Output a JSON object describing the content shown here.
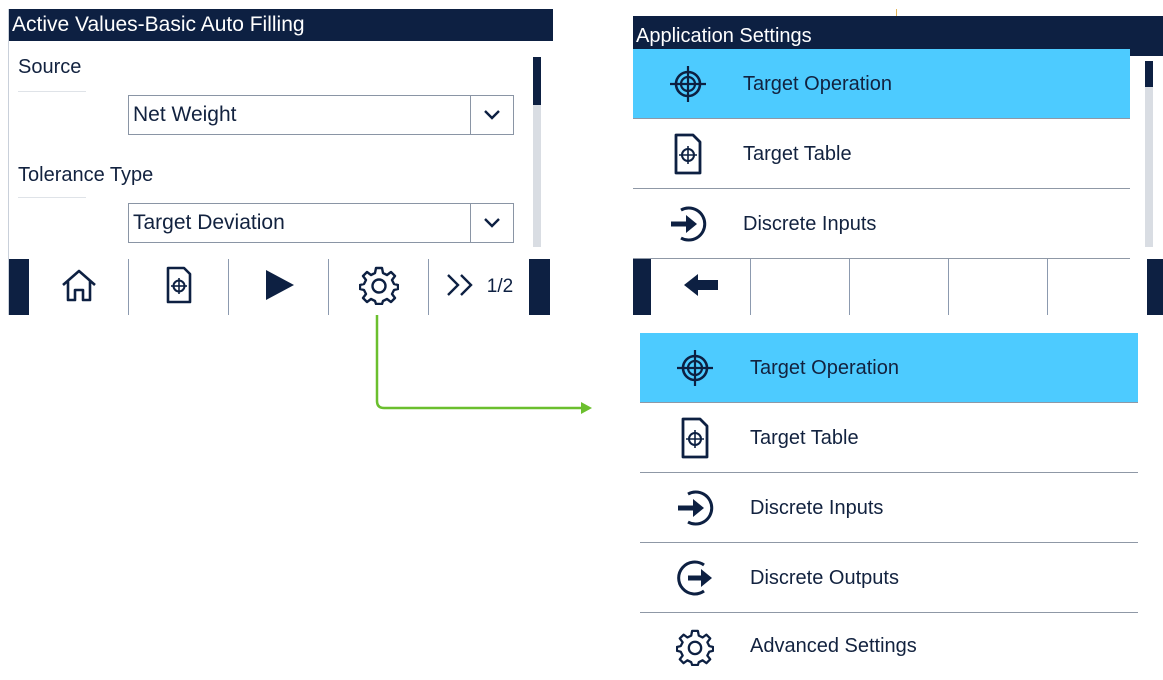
{
  "left_screen": {
    "title": "Active Values-Basic Auto Filling",
    "source": {
      "label": "Source",
      "value": "Net Weight"
    },
    "tolerance": {
      "label": "Tolerance Type",
      "value": "Target Deviation"
    },
    "softkeys": [
      {
        "icon": "home-icon"
      },
      {
        "icon": "target-table-icon"
      },
      {
        "icon": "play-icon"
      },
      {
        "icon": "gear-icon"
      },
      {
        "icon": "next-page-icon",
        "label": "1/2"
      }
    ]
  },
  "right_screen": {
    "title": "Application Settings",
    "items": [
      {
        "label": "Target Operation",
        "icon": "crosshair-icon",
        "selected": true
      },
      {
        "label": "Target Table",
        "icon": "target-table-icon"
      },
      {
        "label": "Discrete Inputs",
        "icon": "discrete-input-icon"
      }
    ],
    "softkeys": [
      {
        "icon": "back-arrow-icon"
      },
      {},
      {},
      {},
      {}
    ]
  },
  "expanded_menu": {
    "items": [
      {
        "label": "Target Operation",
        "icon": "crosshair-icon",
        "selected": true
      },
      {
        "label": "Target Table",
        "icon": "target-table-icon"
      },
      {
        "label": "Discrete Inputs",
        "icon": "discrete-input-icon"
      },
      {
        "label": "Discrete Outputs",
        "icon": "discrete-output-icon"
      },
      {
        "label": "Advanced Settings",
        "icon": "gear-icon"
      }
    ]
  },
  "colors": {
    "navy": "#0d2042",
    "highlight": "#4dcbff",
    "arrow": "#6bbf2e"
  }
}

▬▬▬▬▬▬▬▬▬▬

Write down only how many lines in the listing contain the word "title".

| Solution for this problem |
2